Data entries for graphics

────────

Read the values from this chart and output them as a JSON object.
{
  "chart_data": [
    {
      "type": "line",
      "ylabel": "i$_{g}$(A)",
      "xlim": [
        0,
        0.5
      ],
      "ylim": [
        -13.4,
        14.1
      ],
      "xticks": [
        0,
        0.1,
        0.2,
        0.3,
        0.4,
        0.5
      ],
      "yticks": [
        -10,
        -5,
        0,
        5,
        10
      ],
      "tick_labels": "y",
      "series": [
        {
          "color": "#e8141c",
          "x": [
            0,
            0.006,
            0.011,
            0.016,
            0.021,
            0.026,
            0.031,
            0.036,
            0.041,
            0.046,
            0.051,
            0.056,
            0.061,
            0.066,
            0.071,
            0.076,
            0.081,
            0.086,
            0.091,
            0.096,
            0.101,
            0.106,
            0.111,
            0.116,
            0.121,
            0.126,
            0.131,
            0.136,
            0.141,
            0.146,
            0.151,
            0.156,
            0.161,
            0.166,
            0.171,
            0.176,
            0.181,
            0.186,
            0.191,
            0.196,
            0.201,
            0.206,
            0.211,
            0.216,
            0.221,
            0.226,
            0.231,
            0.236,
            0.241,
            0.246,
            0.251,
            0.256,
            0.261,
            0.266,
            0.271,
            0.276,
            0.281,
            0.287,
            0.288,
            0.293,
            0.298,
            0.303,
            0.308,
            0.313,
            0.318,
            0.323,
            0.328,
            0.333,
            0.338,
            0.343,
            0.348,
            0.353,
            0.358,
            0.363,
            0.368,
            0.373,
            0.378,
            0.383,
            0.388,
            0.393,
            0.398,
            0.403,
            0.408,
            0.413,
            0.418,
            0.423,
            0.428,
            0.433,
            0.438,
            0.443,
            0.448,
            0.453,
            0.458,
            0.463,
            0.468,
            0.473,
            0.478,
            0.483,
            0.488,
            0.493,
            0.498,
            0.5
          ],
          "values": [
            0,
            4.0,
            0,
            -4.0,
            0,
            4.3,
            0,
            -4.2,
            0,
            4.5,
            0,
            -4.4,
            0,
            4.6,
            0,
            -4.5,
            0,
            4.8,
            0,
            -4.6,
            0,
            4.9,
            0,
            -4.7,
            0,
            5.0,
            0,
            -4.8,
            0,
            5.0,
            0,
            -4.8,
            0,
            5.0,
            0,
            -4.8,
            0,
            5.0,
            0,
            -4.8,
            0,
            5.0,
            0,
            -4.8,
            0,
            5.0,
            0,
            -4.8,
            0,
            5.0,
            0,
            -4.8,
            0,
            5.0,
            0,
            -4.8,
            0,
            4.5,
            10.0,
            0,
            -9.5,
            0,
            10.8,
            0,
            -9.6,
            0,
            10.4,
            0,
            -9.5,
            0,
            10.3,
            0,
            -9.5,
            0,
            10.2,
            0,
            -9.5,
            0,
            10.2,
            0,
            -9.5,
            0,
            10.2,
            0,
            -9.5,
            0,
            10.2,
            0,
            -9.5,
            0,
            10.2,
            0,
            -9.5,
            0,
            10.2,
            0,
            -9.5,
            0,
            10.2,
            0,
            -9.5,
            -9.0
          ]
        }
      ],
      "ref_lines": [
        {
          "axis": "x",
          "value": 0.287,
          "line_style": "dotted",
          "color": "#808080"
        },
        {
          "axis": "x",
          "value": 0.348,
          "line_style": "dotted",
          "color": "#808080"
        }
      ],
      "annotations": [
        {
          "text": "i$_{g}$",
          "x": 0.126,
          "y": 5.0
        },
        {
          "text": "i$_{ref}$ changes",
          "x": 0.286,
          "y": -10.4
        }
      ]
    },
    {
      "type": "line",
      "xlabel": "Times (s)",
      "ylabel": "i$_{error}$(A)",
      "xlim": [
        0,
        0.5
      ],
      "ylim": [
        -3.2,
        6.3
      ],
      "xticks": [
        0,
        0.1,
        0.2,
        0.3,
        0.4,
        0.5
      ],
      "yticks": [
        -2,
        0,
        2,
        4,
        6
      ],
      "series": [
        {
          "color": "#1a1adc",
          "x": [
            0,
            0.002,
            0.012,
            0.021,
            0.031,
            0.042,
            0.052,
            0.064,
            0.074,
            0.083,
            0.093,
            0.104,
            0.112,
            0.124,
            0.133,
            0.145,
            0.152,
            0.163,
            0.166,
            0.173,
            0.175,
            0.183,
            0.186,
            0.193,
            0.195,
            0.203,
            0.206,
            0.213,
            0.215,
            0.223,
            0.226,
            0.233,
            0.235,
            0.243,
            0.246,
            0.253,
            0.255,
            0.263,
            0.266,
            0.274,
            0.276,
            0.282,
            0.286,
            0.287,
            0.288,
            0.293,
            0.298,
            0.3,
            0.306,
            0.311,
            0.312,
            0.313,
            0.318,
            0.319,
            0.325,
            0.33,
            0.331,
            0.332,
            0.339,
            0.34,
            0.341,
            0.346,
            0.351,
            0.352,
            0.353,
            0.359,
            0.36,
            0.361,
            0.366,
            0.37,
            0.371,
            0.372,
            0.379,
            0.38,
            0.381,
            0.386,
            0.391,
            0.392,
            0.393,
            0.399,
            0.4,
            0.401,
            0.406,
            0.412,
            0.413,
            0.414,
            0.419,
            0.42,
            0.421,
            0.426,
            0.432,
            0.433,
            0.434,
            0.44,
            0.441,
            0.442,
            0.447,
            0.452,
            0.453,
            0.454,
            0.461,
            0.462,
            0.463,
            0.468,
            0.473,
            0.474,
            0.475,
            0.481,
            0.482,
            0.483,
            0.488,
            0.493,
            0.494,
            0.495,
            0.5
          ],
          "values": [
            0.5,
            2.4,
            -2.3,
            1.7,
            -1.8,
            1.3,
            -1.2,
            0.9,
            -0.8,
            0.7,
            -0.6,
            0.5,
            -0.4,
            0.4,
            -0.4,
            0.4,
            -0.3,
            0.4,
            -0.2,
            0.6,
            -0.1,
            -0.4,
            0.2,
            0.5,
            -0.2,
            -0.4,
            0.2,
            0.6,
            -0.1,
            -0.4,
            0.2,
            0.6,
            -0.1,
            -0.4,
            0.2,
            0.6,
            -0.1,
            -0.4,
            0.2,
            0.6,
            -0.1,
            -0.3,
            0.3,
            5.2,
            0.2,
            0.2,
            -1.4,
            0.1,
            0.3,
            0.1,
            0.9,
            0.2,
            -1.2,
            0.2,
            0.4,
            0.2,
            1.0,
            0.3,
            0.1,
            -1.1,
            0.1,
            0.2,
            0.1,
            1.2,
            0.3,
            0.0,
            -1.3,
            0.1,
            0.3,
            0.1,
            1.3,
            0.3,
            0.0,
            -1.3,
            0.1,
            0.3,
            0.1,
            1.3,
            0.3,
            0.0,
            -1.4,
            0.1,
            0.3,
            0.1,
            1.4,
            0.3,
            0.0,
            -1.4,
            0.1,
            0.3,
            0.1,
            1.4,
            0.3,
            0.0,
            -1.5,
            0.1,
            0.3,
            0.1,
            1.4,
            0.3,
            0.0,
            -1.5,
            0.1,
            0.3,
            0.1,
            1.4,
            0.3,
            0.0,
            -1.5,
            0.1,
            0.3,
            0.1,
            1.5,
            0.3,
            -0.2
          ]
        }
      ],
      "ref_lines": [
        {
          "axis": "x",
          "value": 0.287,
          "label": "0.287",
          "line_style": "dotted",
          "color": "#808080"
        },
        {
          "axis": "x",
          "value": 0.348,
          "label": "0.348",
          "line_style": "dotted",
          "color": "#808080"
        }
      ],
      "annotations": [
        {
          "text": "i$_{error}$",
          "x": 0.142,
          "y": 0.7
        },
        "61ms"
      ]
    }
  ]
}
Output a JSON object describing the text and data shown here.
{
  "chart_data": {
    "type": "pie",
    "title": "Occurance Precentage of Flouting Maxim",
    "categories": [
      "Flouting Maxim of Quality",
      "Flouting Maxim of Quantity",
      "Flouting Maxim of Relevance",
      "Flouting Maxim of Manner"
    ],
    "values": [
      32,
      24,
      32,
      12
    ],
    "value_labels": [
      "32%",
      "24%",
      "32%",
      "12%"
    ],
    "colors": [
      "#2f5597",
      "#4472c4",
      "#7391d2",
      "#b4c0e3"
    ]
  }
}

────────

▶ Requirements: State how many lines of the listing above hold the word "object", with nothing but the number.

▶ The response: 2